(Recorded data)
____________________

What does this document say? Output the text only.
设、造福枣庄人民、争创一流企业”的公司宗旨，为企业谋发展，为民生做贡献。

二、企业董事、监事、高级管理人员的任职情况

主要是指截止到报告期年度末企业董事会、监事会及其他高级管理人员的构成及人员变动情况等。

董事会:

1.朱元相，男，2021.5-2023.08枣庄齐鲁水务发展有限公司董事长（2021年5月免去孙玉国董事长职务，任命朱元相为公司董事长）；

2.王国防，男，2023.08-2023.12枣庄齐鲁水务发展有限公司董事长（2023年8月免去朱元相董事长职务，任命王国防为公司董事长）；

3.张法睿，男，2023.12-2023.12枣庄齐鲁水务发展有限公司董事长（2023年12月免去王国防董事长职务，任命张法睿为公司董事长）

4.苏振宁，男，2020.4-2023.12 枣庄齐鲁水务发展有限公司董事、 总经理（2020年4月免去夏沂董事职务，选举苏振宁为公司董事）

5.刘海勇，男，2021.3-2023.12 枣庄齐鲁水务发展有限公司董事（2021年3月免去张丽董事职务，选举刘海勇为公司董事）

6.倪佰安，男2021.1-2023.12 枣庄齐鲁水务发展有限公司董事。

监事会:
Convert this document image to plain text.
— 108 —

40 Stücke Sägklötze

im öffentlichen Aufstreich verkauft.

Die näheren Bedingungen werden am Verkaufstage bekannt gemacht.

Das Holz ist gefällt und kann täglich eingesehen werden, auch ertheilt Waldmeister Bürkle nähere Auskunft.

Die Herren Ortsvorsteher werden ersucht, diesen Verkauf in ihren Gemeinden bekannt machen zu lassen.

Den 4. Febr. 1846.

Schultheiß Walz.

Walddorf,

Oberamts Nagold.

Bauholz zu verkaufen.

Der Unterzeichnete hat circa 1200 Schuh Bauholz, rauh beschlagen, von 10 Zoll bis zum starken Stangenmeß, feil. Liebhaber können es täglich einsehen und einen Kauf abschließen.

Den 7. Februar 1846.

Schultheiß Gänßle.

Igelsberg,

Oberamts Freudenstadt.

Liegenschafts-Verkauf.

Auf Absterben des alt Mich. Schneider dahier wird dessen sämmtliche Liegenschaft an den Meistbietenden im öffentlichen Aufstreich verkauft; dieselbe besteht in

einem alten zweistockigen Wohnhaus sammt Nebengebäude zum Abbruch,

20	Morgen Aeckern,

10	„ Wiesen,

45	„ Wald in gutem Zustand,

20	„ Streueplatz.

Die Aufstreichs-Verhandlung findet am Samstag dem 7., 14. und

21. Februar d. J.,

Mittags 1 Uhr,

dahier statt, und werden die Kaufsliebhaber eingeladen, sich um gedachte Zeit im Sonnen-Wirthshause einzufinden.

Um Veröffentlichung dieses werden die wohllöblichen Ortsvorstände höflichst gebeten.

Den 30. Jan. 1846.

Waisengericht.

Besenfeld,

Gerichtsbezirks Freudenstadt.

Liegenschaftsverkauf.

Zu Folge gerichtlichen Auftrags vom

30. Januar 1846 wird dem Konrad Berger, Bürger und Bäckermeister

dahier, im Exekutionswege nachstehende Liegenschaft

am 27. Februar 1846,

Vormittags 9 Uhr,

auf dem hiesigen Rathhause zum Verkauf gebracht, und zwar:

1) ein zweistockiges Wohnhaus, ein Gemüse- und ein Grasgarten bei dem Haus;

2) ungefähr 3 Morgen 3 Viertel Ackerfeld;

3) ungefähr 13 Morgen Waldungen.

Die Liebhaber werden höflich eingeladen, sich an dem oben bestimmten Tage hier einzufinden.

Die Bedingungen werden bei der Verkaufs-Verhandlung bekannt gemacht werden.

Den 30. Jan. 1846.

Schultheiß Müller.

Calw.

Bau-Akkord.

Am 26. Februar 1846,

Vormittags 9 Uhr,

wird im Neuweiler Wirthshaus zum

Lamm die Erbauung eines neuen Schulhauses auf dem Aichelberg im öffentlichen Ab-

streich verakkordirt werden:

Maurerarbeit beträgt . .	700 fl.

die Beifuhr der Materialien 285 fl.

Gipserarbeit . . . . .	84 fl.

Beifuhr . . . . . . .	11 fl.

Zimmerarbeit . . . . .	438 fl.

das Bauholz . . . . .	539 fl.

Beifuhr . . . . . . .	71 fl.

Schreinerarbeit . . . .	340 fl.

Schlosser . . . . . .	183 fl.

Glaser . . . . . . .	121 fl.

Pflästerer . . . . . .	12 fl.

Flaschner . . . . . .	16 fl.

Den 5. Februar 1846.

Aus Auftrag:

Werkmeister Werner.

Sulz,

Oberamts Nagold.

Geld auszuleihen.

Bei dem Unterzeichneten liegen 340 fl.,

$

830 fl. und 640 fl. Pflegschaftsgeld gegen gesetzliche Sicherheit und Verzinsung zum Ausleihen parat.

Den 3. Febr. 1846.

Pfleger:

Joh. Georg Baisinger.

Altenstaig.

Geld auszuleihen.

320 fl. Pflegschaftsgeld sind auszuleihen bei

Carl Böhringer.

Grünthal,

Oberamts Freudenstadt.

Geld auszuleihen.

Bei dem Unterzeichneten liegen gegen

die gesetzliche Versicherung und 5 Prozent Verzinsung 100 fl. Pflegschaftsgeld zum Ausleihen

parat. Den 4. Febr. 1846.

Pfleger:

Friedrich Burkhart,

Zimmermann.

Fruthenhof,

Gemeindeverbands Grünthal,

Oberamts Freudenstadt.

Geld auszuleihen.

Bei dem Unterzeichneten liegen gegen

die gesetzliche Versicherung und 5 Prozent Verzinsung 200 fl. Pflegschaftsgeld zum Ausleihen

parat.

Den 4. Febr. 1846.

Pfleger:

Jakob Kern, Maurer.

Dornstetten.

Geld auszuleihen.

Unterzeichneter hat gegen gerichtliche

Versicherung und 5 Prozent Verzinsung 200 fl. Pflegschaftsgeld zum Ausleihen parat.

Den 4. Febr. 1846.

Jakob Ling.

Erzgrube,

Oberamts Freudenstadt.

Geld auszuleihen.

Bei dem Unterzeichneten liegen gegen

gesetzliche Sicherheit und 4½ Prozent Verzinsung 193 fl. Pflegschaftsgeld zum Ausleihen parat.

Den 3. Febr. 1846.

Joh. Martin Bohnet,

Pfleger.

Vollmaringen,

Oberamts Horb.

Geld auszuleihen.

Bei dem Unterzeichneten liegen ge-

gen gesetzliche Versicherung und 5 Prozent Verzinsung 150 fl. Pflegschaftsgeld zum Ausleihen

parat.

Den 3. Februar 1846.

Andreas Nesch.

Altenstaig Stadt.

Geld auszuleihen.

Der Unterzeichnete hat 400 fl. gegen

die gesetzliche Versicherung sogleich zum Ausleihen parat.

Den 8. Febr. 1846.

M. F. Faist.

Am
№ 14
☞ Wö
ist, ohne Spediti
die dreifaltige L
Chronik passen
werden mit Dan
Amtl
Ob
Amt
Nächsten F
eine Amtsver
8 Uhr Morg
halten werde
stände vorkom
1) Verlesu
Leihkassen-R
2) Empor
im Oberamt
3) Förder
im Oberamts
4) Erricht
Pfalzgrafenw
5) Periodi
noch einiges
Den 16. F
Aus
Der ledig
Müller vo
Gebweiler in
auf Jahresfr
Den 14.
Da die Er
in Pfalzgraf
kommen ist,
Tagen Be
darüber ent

____________________

Each of the records should be retyped exactly.

> Complete answer:
What does this document say? Output the text only.
设、造福枣庄人民、争创一流企业”的公司宗旨，为企业谋发展，为民生做贡献。

二、企业董事、监事、高级管理人员的任职情况

主要是指截止到报告期年度末企业董事会、监事会及其他高级管理人员的构成及人员变动情况等。

董事会:

1.朱元相，男，2021.5-2023.08枣庄齐鲁水务发展有限公司董事长（2021年5月免去孙玉国董事长职务，任命朱元相为公司董事长）；

2.王国防，男，2023.08-2023.12枣庄齐鲁水务发展有限公司董事长（2023年8月免去朱元相董事长职务，任命王国防为公司董事长）；

3.张法睿，男，2023.12-2023.12枣庄齐鲁水务发展有限公司董事长（2023年12月免去王国防董事长职务，任命张法睿为公司董事长）

4.苏振宁，男，2020.4-2023.12 枣庄齐鲁水务发展有限公司董事、 总经理（2020年4月免去夏沂董事职务，选举苏振宁为公司董事）

5.刘海勇，男，2021.3-2023.12 枣庄齐鲁水务发展有限公司董事（2021年3月免去张丽董事职务，选举刘海勇为公司董事）

6.倪佰安，男2021.1-2023.12 枣庄齐鲁水务发展有限公司董事。

监事会:
Convert this document image to plain text.
— 108 —

40 Stücke Sägklötze

im öffentlichen Aufstreich verkauft.

Die näheren Bedingungen werden am Verkaufstage bekannt gemacht.

Das Holz ist gefällt und kann täglich eingesehen werden, auch ertheilt Waldmeister Bürkle nähere Auskunft.

Die Herren Ortsvorsteher werden ersucht, diesen Verkauf in ihren Gemeinden bekannt machen zu lassen.

Den 4. Febr. 1846.

Schultheiß Walz.

Walddorf,

Oberamts Nagold.

Bauholz zu verkaufen.

Der Unterzeichnete hat circa 1200 Schuh Bauholz, rauh beschlagen, von 10 Zoll bis zum starken Stangenmeß, feil. Liebhaber können es täglich einsehen und einen Kauf abschließen.

Den 7. Februar 1846.

Schultheiß Gänßle.

Igelsberg,

Oberamts Freudenstadt.

Liegenschafts-Verkauf.

Auf Absterben des alt Mich. Schneider dahier wird dessen sämmtliche Liegenschaft an den Meistbietenden im öffentlichen Aufstreich verkauft; dieselbe besteht in

einem alten zweistockigen Wohnhaus sammt Nebengebäude zum Abbruch,

20	Morgen Aeckern,

10	„ Wiesen,

45	„ Wald in gutem Zustand,

20	„ Streueplatz.

Die Aufstreichs-Verhandlung findet am Samstag dem 7., 14. und

21. Februar d. J.,

Mittags 1 Uhr,

dahier statt, und werden die Kaufsliebhaber eingeladen, sich um gedachte Zeit im Sonnen-Wirthshause einzufinden.

Um Veröffentlichung dieses werden die wohllöblichen Ortsvorstände höflichst gebeten.

Den 30. Jan. 1846.

Waisengericht.

Besenfeld,

Gerichtsbezirks Freudenstadt.

Liegenschaftsverkauf.

Zu Folge gerichtlichen Auftrags vom

30. Januar 1846 wird dem Konrad Berger, Bürger und Bäckermeister

dahier, im Exekutionswege nachstehende Liegenschaft

am 27. Februar 1846,

Vormittags 9 Uhr,

auf dem hiesigen Rathhause zum Verkauf gebracht, und zwar:

1) ein zweistockiges Wohnhaus, ein Gemüse- und ein Grasgarten bei dem Haus;

2) ungefähr 3 Morgen 3 Viertel Ackerfeld;

3) ungefähr 13 Morgen Waldungen.

Die Liebhaber werden höflich eingeladen, sich an dem oben bestimmten Tage hier einzufinden.

Die Bedingungen werden bei der Verkaufs-Verhandlung bekannt gemacht werden.

Den 30. Jan. 1846.

Schultheiß Müller.

Calw.

Bau-Akkord.

Am 26. Februar 1846,

Vormittags 9 Uhr,

wird im Neuweiler Wirthshaus zum

Lamm die Erbauung eines neuen Schulhauses auf dem Aichelberg im öffentlichen Ab-

streich verakkordirt werden:

Maurerarbeit beträgt . .	700 fl.

die Beifuhr der Materialien 285 fl.

Gipserarbeit . . . . .	84 fl.

Beifuhr . . . . . . .	11 fl.

Zimmerarbeit . . . . .	438 fl.

das Bauholz . . . . .	539 fl.

Beifuhr . . . . . . .	71 fl.

Schreinerarbeit . . . .	340 fl.

Schlosser . . . . . .	183 fl.

Glaser . . . . . . .	121 fl.

Pflästerer . . . . . .	12 fl.

Flaschner . . . . . .	16 fl.

Den 5. Februar 1846.

Aus Auftrag:

Werkmeister Werner.

Sulz,

Oberamts Nagold.

Geld auszuleihen.

Bei dem Unterzeichneten liegen 340 fl.,

$

830 fl. und 640 fl. Pflegschaftsgeld gegen gesetzliche Sicherheit und Verzinsung zum Ausleihen parat.

Den 3. Febr. 1846.

Pfleger:

Joh. Georg Baisinger.

Altenstaig.

Geld auszuleihen.

320 fl. Pflegschaftsgeld sind auszuleihen bei

Carl Böhringer.

Grünthal,

Oberamts Freudenstadt.

Geld auszuleihen.

Bei dem Unterzeichneten liegen gegen

die gesetzliche Versicherung und 5 Prozent Verzinsung 100 fl. Pflegschaftsgeld zum Ausleihen

parat. Den 4. Febr. 1846.

Pfleger:

Friedrich Burkhart,

Zimmermann.

Fruthenhof,

Gemeindeverbands Grünthal,

Oberamts Freudenstadt.

Geld auszuleihen.

Bei dem Unterzeichneten liegen gegen

die gesetzliche Versicherung und 5 Prozent Verzinsung 200 fl. Pflegschaftsgeld zum Ausleihen

parat.

Den 4. Febr. 1846.

Pfleger:

Jakob Kern, Maurer.

Dornstetten.

Geld auszuleihen.

Unterzeichneter hat gegen gerichtliche

Versicherung und 5 Prozent Verzinsung 200 fl. Pflegschaftsgeld zum Ausleihen parat.

Den 4. Febr. 1846.

Jakob Ling.

Erzgrube,

Oberamts Freudenstadt.

Geld auszuleihen.

Bei dem Unterzeichneten liegen gegen

gesetzliche Sicherheit und 4½ Prozent Verzinsung 193 fl. Pflegschaftsgeld zum Ausleihen parat.

Den 3. Febr. 1846.

Joh. Martin Bohnet,

Pfleger.

Vollmaringen,

Oberamts Horb.

Geld auszuleihen.

Bei dem Unterzeichneten liegen ge-

gen gesetzliche Versicherung und 5 Prozent Verzinsung 150 fl. Pflegschaftsgeld zum Ausleihen

parat.

Den 3. Februar 1846.

Andreas Nesch.

Altenstaig Stadt.

Geld auszuleihen.

Der Unterzeichnete hat 400 fl. gegen

die gesetzliche Versicherung sogleich zum Ausleihen parat.

Den 8. Febr. 1846.

M. F. Faist.

Am
№ 14
☞ Wö
ist, ohne Spediti
die dreifaltige L
Chronik passen
werden mit Dan
Amtl
Ob
Amt
Nächsten F
eine Amtsver
8 Uhr Morg
halten werde
stände vorkom
1) Verlesu
Leihkassen-R
2) Empor
im Oberamt
3) Förder
im Oberamts
4) Erricht
Pfalzgrafenw
5) Periodi
noch einiges
Den 16. F
Aus
Der ledig
Müller vo
Gebweiler in
auf Jahresfr
Den 14.
Da die Er
in Pfalzgraf
kommen ist,
Tagen Be
darüber ent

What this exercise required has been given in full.